**Task brief**
Keep every line where the word "name" appears; drop the rest.
--- Start of Dataset entries ---
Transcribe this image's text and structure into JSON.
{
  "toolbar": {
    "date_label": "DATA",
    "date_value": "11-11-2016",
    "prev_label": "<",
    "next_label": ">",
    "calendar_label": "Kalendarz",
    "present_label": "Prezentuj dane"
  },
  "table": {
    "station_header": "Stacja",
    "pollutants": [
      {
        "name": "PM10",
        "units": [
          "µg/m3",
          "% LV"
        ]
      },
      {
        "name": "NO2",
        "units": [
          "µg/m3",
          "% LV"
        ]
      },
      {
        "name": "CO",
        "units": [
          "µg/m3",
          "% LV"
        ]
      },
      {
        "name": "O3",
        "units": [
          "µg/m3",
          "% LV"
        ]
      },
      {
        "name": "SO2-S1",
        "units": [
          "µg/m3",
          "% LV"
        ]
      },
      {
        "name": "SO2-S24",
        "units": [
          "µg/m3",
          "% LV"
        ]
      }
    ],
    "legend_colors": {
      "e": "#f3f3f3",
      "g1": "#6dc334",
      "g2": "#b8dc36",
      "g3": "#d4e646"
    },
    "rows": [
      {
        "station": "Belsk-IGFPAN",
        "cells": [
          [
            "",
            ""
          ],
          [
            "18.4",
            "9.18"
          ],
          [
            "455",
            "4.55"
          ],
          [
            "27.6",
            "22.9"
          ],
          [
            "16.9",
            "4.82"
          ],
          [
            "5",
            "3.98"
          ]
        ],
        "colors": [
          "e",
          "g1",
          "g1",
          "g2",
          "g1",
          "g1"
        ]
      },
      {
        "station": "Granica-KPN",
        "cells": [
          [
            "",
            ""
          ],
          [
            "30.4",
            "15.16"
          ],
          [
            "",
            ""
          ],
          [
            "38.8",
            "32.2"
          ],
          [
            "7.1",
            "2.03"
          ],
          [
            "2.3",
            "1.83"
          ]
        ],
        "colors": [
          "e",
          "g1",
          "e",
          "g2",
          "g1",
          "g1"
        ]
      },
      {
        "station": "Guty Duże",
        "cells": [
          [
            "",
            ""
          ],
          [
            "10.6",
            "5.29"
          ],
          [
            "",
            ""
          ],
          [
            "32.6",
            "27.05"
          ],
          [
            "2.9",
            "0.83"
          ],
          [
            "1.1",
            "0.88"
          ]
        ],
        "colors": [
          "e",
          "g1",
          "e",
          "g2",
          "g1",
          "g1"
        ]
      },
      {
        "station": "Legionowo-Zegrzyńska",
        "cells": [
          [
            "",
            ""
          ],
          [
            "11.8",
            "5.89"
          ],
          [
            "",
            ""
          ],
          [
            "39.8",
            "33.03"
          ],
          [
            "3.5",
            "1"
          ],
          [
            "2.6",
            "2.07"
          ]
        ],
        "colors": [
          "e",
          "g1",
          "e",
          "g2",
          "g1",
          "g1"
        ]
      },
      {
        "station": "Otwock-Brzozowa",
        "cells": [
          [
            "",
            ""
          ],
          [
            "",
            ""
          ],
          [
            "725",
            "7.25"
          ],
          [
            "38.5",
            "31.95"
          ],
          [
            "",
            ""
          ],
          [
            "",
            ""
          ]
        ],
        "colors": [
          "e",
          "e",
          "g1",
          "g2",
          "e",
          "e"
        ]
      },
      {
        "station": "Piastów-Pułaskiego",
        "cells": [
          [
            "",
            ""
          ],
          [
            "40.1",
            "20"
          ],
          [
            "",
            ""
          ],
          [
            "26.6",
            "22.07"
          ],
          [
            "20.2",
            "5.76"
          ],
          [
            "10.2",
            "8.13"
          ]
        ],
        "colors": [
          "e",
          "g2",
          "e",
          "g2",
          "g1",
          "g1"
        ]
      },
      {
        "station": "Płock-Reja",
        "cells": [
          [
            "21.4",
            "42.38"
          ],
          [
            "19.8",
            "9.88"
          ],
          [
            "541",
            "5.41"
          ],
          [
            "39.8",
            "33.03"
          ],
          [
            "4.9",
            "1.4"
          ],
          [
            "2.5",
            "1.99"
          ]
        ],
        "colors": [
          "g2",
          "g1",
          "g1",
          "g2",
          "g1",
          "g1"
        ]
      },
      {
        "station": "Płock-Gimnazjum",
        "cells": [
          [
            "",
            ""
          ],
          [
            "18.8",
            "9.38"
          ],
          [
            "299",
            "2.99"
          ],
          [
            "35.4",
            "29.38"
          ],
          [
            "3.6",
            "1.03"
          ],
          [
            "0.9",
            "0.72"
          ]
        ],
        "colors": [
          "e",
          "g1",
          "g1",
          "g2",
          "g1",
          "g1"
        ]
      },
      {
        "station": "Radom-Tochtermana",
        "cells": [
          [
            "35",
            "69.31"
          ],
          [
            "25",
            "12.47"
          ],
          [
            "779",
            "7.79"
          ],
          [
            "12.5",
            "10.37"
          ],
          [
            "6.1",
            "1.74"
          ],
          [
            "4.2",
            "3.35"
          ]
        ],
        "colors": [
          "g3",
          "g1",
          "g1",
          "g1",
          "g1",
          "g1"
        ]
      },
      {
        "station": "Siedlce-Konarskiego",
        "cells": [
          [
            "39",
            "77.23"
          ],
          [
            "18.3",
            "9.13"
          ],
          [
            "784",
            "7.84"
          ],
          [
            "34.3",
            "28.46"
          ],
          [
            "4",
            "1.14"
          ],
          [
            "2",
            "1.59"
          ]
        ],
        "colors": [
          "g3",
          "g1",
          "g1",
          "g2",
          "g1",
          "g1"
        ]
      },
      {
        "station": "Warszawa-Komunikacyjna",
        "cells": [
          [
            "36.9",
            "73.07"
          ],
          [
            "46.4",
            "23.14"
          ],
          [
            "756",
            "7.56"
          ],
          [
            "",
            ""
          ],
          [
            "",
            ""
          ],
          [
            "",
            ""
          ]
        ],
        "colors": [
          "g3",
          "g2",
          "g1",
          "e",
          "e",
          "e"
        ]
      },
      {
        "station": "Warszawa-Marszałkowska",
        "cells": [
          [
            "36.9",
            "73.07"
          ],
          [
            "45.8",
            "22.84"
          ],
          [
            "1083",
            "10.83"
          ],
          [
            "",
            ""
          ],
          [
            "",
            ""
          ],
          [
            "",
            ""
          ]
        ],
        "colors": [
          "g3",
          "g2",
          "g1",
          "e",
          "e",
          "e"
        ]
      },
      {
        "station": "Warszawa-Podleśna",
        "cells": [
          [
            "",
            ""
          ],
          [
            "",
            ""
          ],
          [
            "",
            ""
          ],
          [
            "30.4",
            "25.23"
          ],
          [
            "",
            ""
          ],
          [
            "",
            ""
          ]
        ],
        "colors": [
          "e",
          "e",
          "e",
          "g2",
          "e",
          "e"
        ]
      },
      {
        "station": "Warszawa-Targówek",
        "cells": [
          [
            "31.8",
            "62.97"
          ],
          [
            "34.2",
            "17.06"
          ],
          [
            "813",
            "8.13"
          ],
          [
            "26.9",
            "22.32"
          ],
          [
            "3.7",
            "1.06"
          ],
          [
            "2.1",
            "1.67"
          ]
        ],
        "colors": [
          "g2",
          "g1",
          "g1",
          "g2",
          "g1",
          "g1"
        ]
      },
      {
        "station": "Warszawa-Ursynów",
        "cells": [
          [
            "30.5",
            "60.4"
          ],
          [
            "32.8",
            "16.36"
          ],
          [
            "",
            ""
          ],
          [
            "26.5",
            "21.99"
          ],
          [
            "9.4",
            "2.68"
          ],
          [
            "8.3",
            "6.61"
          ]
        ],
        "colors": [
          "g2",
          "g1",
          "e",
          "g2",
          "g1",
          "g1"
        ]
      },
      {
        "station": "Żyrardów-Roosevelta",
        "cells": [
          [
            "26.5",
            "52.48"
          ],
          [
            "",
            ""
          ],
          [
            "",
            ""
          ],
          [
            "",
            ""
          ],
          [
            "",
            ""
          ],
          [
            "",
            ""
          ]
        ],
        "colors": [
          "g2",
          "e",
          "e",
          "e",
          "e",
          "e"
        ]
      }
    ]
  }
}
--- End of Dataset entries ---
**Result of the exercise**
        "name": "PM10",
        "name": "NO2",
        "name": "CO",
        "name": "O3",
        "name": "SO2-S1",
        "name": "SO2-S24",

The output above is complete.